> Information shown:

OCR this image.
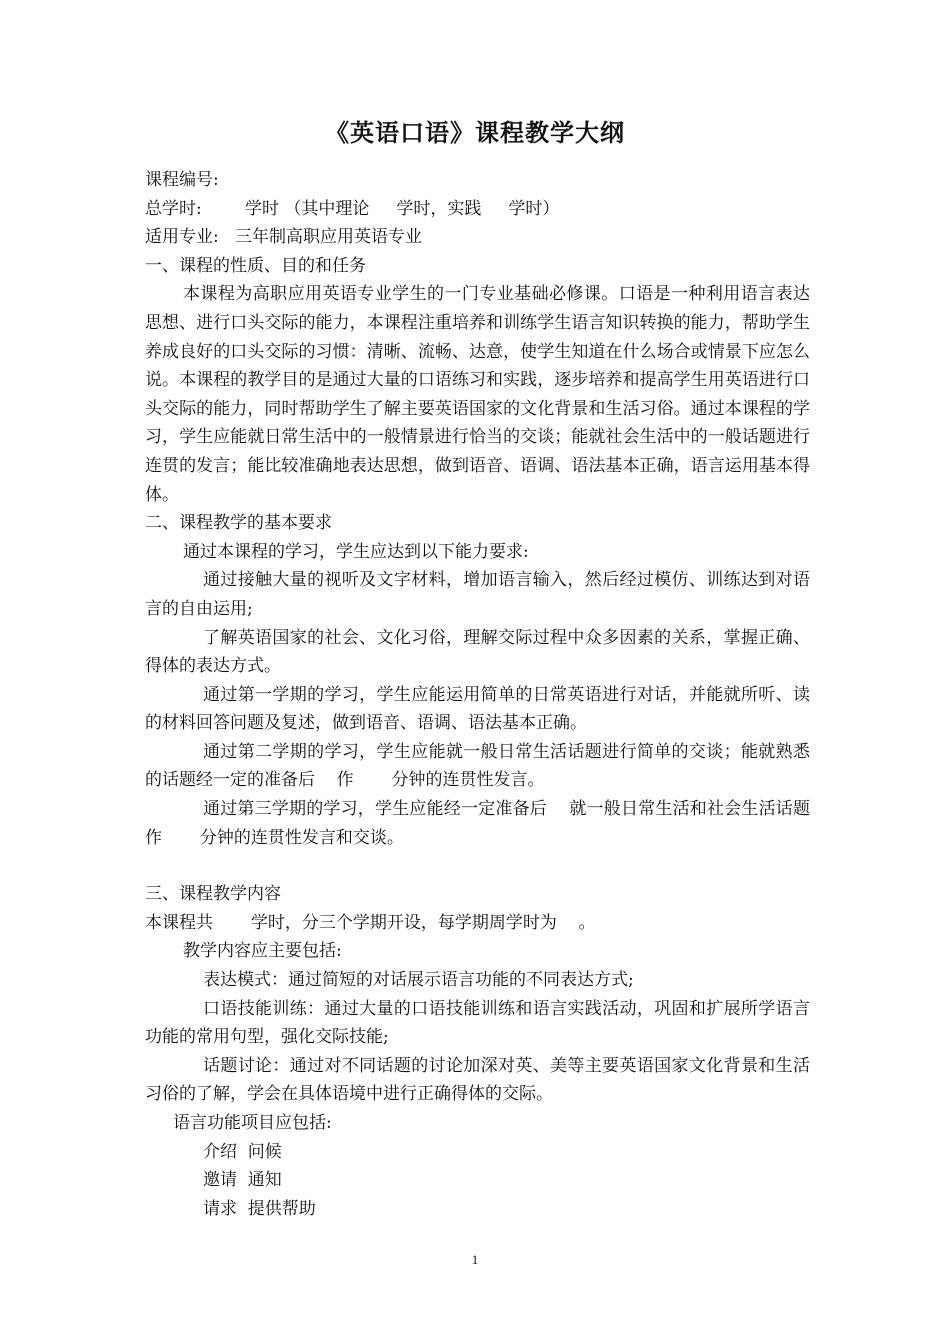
《英语口语》课程教学大纲
课程编号:
总学时:        学时 （其中理论     学时，实践     学时）
适用专业:   三年制高职应用英语专业
一、课程的性质、目的和任务
本课程为高职应用英语专业学生的一门专业基础必修课。口语是一种利用语言表达思想、进行口头交际的能力，本课程注重培养和训练学生语言知识转换的能力，帮助学生养成良好的口头交际的习惯：清晰、流畅、达意，使学生知道在什么场合或情景下应怎么说。本课程的教学目的是通过大量的口语练习和实践，逐步培养和提高学生用英语进行口头交际的能力，同时帮助学生了解主要英语国家的文化背景和生活习俗。通过本课程的学习，学生应能就日常生活中的一般情景进行恰当的交谈；能就社会生活中的一般话题进行连贯的发言；能比较准确地表达思想，做到语音、语调、语法基本正确，语言运用基本得体。
二、课程教学的基本要求
通过本课程的学习，学生应达到以下能力要求:
通过接触大量的视听及文字材料，增加语言输入，然后经过模仿、训练达到对语言的自由运用;
了解英语国家的社会、文化习俗，理解交际过程中众多因素的关系，掌握正确、得体的表达方式。
通过第一学期的学习，学生应能运用简单的日常英语进行对话，并能就所听、读的材料回答问题及复述，做到语音、语调、语法基本正确。
通过第二学期的学习，学生应能就一般日常生活话题进行简单的交谈；能就熟悉的话题经一定的准备后    作       分钟的连贯性发言。
通过第三学期的学习，学生应能经一定准备后    就一般日常生活和社会生活话题作       分钟的连贯性发言和交谈。
三、课程教学内容
本课程共       学时，分三个学期开设，每学期周学时为    。
教学内容应主要包括:
表达模式：通过简短的对话展示语言功能的不同表达方式;
口语技能训练：通过大量的口语技能训练和语言实践活动，巩固和扩展所学语言功能的常用句型，强化交际技能;
话题讨论：通过对不同话题的讨论加深对英、美等主要英语国家文化背景和生活习俗的了解，学会在具体语境中进行正确得体的交际。
语言功能项目应包括:
介绍  问候
邀请  通知
请求  提供帮助
1
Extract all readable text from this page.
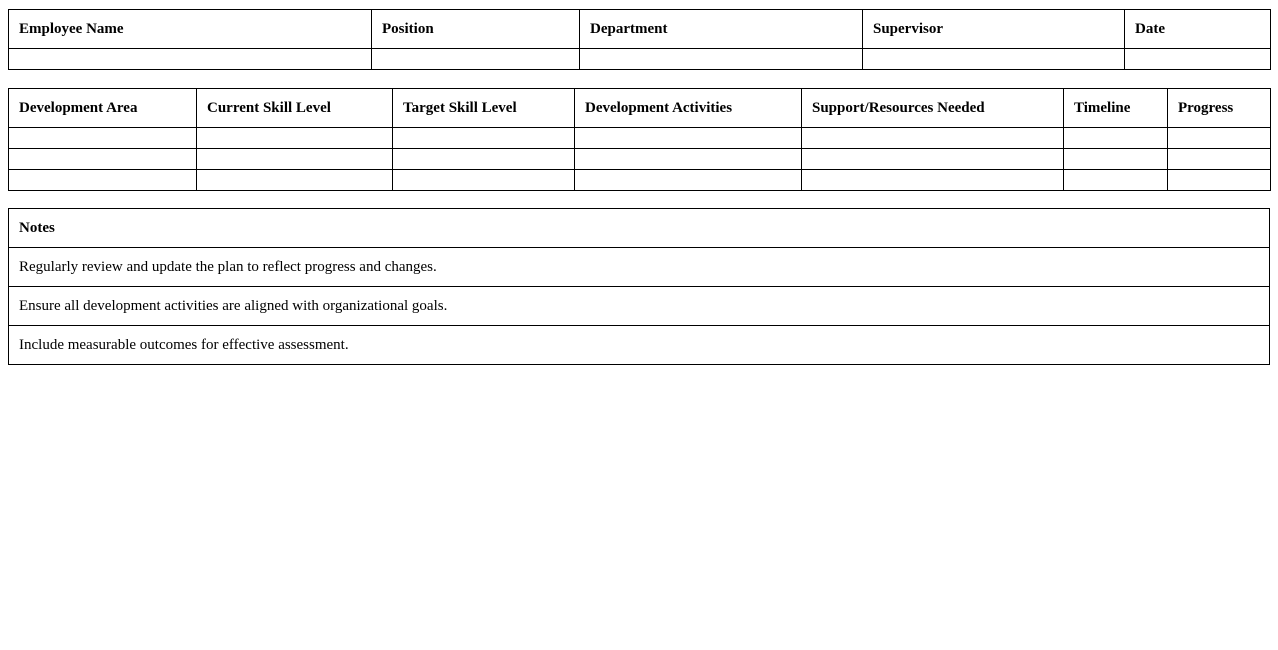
Employee Name	Position	Department	Supervisor	Date

Development Area	Current Skill Level	Target Skill Level	Development Activities	Support/Resources Needed	Timeline	Progress

Notes
Regularly review and update the plan to reflect progress and changes.
Ensure all development activities are aligned with organizational goals.
Include measurable outcomes for effective assessment.
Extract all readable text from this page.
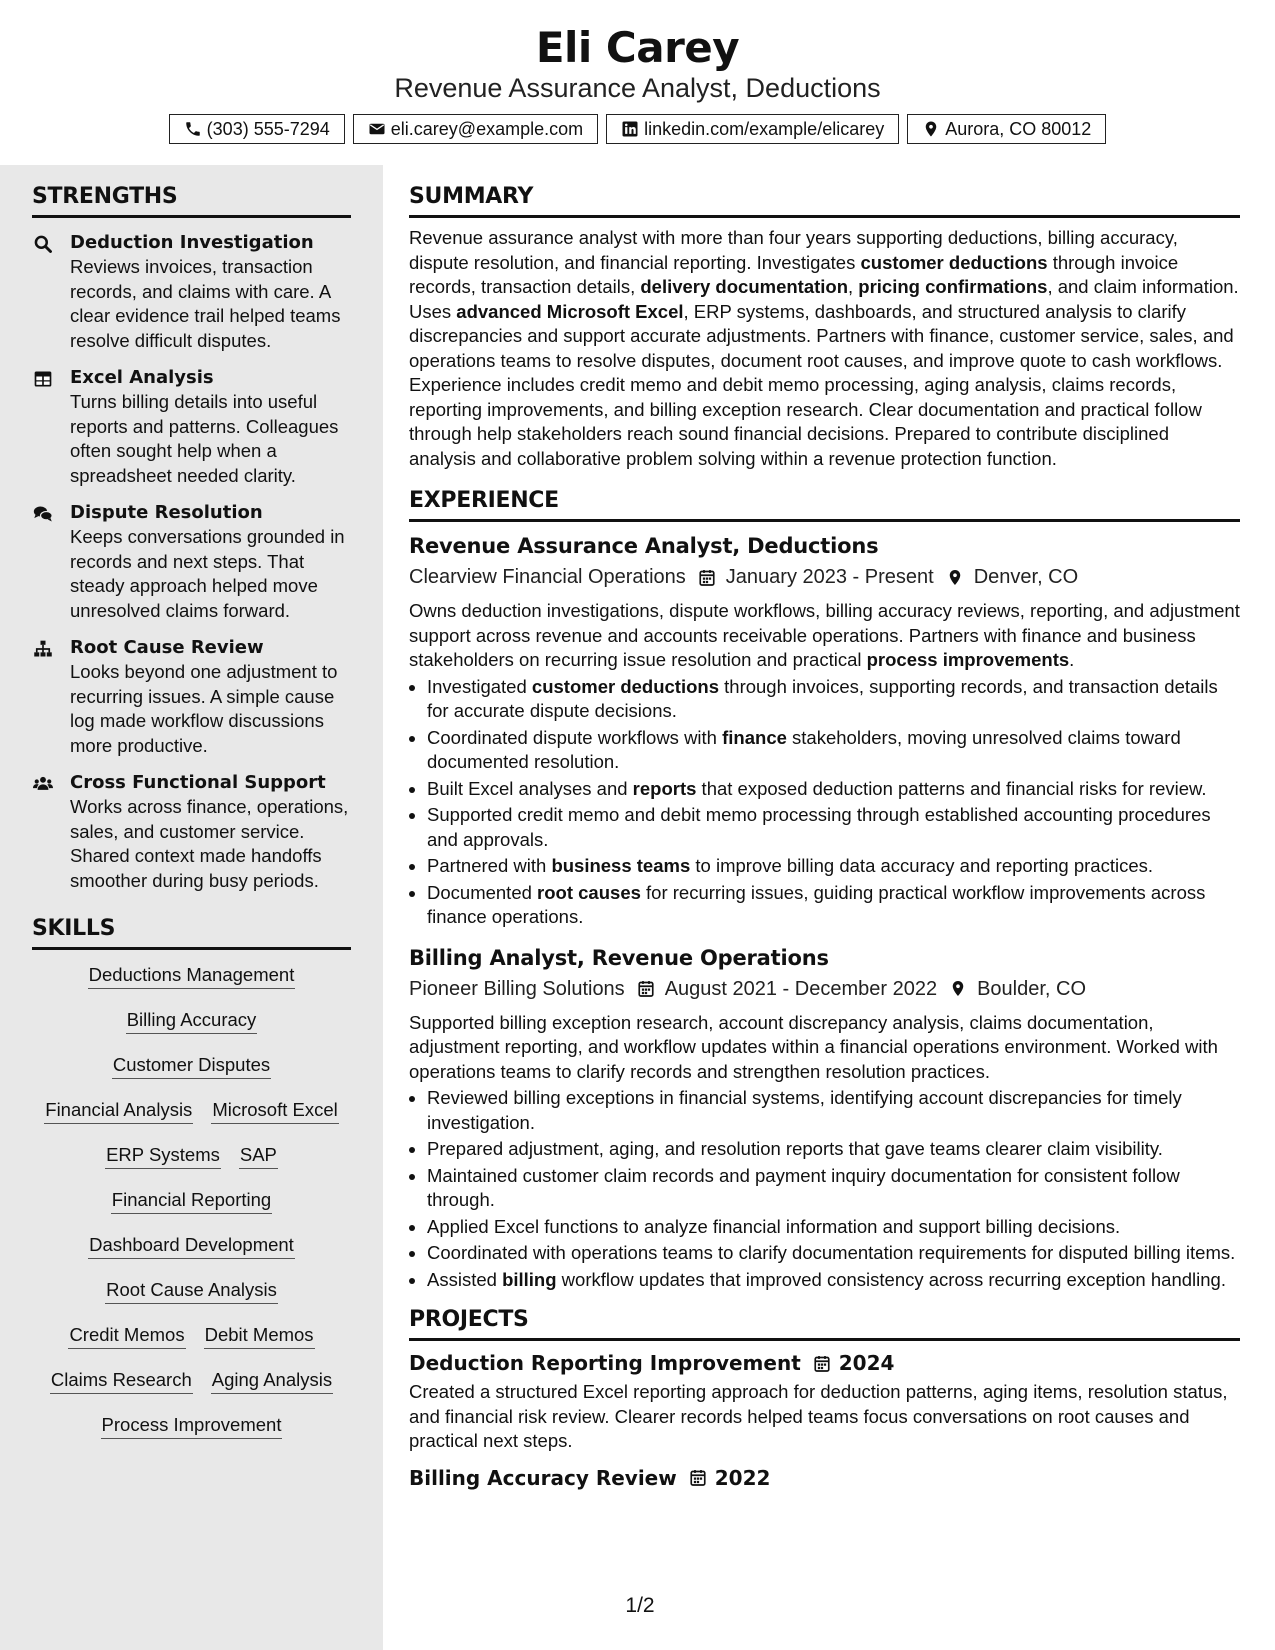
Eli Carey
Revenue Assurance Analyst, Deductions
(303) 555-7294	eli.carey@example.com	linkedin.com/example/elicarey	Aurora, CO 80012
STRENGTHS
Deduction Investigation
Reviews invoices, transaction records, and claims with care. A clear evidence trail helped teams resolve difficult disputes.
Excel Analysis
Turns billing details into useful reports and patterns. Colleagues often sought help when a spreadsheet needed clarity.
Dispute Resolution
Keeps conversations grounded in records and next steps. That steady approach helped move unresolved claims forward.
Root Cause Review
Looks beyond one adjustment to recurring issues. A simple cause log made workflow discussions more productive.
Cross Functional Support
Works across finance, operations, sales, and customer service. Shared context made handoffs smoother during busy periods.
SKILLS
Deductions Management
Billing Accuracy
Customer Disputes
Financial Analysis Microsoft Excel
ERP Systems SAP
Financial Reporting
Dashboard Development
Root Cause Analysis
Credit Memos Debit Memos
Claims Research Aging Analysis
Process Improvement
SUMMARY

Revenue assurance analyst with more than four years supporting deductions, billing accuracy, dispute resolution, and financial reporting. Investigates customer deductions through invoice records, transaction details, delivery documentation, pricing confirmations, and claim information. Uses advanced Microsoft Excel, ERP systems, dashboards, and structured analysis to clarify discrepancies and support accurate adjustments. Partners with finance, customer service, sales, and operations teams to resolve disputes, document root causes, and improve quote to cash workflows. Experience includes credit memo and debit memo processing, aging analysis, claims records, reporting improvements, and billing exception research. Clear documentation and practical follow through help stakeholders reach sound financial decisions. Prepared to contribute disciplined analysis and collaborative problem solving within a revenue protection function.

EXPERIENCE
Revenue Assurance Analyst, Deductions
Clearview Financial Operations January 2023 - Present Denver, CO

Owns deduction investigations, dispute workflows, billing accuracy reviews, reporting, and adjustment support across revenue and accounts receivable operations. Partners with finance and business stakeholders on recurring issue resolution and practical process improvements.

• Investigated customer deductions through invoices, supporting records, and transaction details for accurate dispute decisions.
• Coordinated dispute workflows with finance stakeholders, moving unresolved claims toward documented resolution.
• Built Excel analyses and reports that exposed deduction patterns and financial risks for review.
• Supported credit memo and debit memo processing through established accounting procedures and approvals.
• Partnered with business teams to improve billing data accuracy and reporting practices.
• Documented root causes for recurring issues, guiding practical workflow improvements across finance operations.
Billing Analyst, Revenue Operations
Pioneer Billing Solutions August 2021 - December 2022 Boulder, CO

Supported billing exception research, account discrepancy analysis, claims documentation, adjustment reporting, and workflow updates within a financial operations environment. Worked with operations teams to clarify records and strengthen resolution practices.

• Reviewed billing exceptions in financial systems, identifying account discrepancies for timely investigation.
• Prepared adjustment, aging, and resolution reports that gave teams clearer claim visibility.
• Maintained customer claim records and payment inquiry documentation for consistent follow through.
• Applied Excel functions to analyze financial information and support billing decisions.
• Coordinated with operations teams to clarify documentation requirements for disputed billing items.
• Assisted billing workflow updates that improved consistency across recurring exception handling.
PROJECTS
Deduction Reporting Improvement 2024

Created a structured Excel reporting approach for deduction patterns, aging items, resolution status, and financial risk review. Clearer records helped teams focus conversations on root causes and practical next steps.

Billing Accuracy Review 2022
1/2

> Your objective: Print the complete listing exactly, apart from any pictures.

> Answer for this exercise:
OCR this image.
《英语口语》课程教学大纲
课程编号:
总学时:        学时 （其中理论     学时，实践     学时）
适用专业:   三年制高职应用英语专业
一、课程的性质、目的和任务
本课程为高职应用英语专业学生的一门专业基础必修课。口语是一种利用语言表达思想、进行口头交际的能力，本课程注重培养和训练学生语言知识转换的能力，帮助学生养成良好的口头交际的习惯：清晰、流畅、达意，使学生知道在什么场合或情景下应怎么说。本课程的教学目的是通过大量的口语练习和实践，逐步培养和提高学生用英语进行口头交际的能力，同时帮助学生了解主要英语国家的文化背景和生活习俗。通过本课程的学习，学生应能就日常生活中的一般情景进行恰当的交谈；能就社会生活中的一般话题进行连贯的发言；能比较准确地表达思想，做到语音、语调、语法基本正确，语言运用基本得体。
二、课程教学的基本要求
通过本课程的学习，学生应达到以下能力要求:
通过接触大量的视听及文字材料，增加语言输入，然后经过模仿、训练达到对语言的自由运用;
了解英语国家的社会、文化习俗，理解交际过程中众多因素的关系，掌握正确、得体的表达方式。
通过第一学期的学习，学生应能运用简单的日常英语进行对话，并能就所听、读的材料回答问题及复述，做到语音、语调、语法基本正确。
通过第二学期的学习，学生应能就一般日常生活话题进行简单的交谈；能就熟悉的话题经一定的准备后    作       分钟的连贯性发言。
通过第三学期的学习，学生应能经一定准备后    就一般日常生活和社会生活话题作       分钟的连贯性发言和交谈。
三、课程教学内容
本课程共       学时，分三个学期开设，每学期周学时为    。
教学内容应主要包括:
表达模式：通过简短的对话展示语言功能的不同表达方式;
口语技能训练：通过大量的口语技能训练和语言实践活动，巩固和扩展所学语言功能的常用句型，强化交际技能;
话题讨论：通过对不同话题的讨论加深对英、美等主要英语国家文化背景和生活习俗的了解，学会在具体语境中进行正确得体的交际。
语言功能项目应包括:
介绍  问候
邀请  通知
请求  提供帮助
1
Extract all readable text from this page.
Employee Name	Position	Department	Supervisor	Date

Development Area	Current Skill Level	Target Skill Level	Development Activities	Support/Resources Needed	Timeline	Progress

Notes
Regularly review and update the plan to reflect progress and changes.
Ensure all development activities are aligned with organizational goals.
Include measurable outcomes for effective assessment.
Extract all readable text from this page.
Eli Carey
Revenue Assurance Analyst, Deductions
(303) 555-7294	eli.carey@example.com	linkedin.com/example/elicarey	Aurora, CO 80012
STRENGTHS
Deduction Investigation
Reviews invoices, transaction records, and claims with care. A clear evidence trail helped teams resolve difficult disputes.
Excel Analysis
Turns billing details into useful reports and patterns. Colleagues often sought help when a spreadsheet needed clarity.
Dispute Resolution
Keeps conversations grounded in records and next steps. That steady approach helped move unresolved claims forward.
Root Cause Review
Looks beyond one adjustment to recurring issues. A simple cause log made workflow discussions more productive.
Cross Functional Support
Works across finance, operations, sales, and customer service. Shared context made handoffs smoother during busy periods.
SKILLS
Deductions Management
Billing Accuracy
Customer Disputes
Financial Analysis Microsoft Excel
ERP Systems SAP
Financial Reporting
Dashboard Development
Root Cause Analysis
Credit Memos Debit Memos
Claims Research Aging Analysis
Process Improvement
SUMMARY

Revenue assurance analyst with more than four years supporting deductions, billing accuracy, dispute resolution, and financial reporting. Investigates customer deductions through invoice records, transaction details, delivery documentation, pricing confirmations, and claim information. Uses advanced Microsoft Excel, ERP systems, dashboards, and structured analysis to clarify discrepancies and support accurate adjustments. Partners with finance, customer service, sales, and operations teams to resolve disputes, document root causes, and improve quote to cash workflows. Experience includes credit memo and debit memo processing, aging analysis, claims records, reporting improvements, and billing exception research. Clear documentation and practical follow through help stakeholders reach sound financial decisions. Prepared to contribute disciplined analysis and collaborative problem solving within a revenue protection function.

EXPERIENCE
Revenue Assurance Analyst, Deductions
Clearview Financial Operations January 2023 - Present Denver, CO

Owns deduction investigations, dispute workflows, billing accuracy reviews, reporting, and adjustment support across revenue and accounts receivable operations. Partners with finance and business stakeholders on recurring issue resolution and practical process improvements.

• Investigated customer deductions through invoices, supporting records, and transaction details for accurate dispute decisions.
• Coordinated dispute workflows with finance stakeholders, moving unresolved claims toward documented resolution.
• Built Excel analyses and reports that exposed deduction patterns and financial risks for review.
• Supported credit memo and debit memo processing through established accounting procedures and approvals.
• Partnered with business teams to improve billing data accuracy and reporting practices.
• Documented root causes for recurring issues, guiding practical workflow improvements across finance operations.
Billing Analyst, Revenue Operations
Pioneer Billing Solutions August 2021 - December 2022 Boulder, CO

Supported billing exception research, account discrepancy analysis, claims documentation, adjustment reporting, and workflow updates within a financial operations environment. Worked with operations teams to clarify records and strengthen resolution practices.

• Reviewed billing exceptions in financial systems, identifying account discrepancies for timely investigation.
• Prepared adjustment, aging, and resolution reports that gave teams clearer claim visibility.
• Maintained customer claim records and payment inquiry documentation for consistent follow through.
• Applied Excel functions to analyze financial information and support billing decisions.
• Coordinated with operations teams to clarify documentation requirements for disputed billing items.
• Assisted billing workflow updates that improved consistency across recurring exception handling.
PROJECTS
Deduction Reporting Improvement 2024

Created a structured Excel reporting approach for deduction patterns, aging items, resolution status, and financial risk review. Clearer records helped teams focus conversations on root causes and practical next steps.

Billing Accuracy Review 2022
1/2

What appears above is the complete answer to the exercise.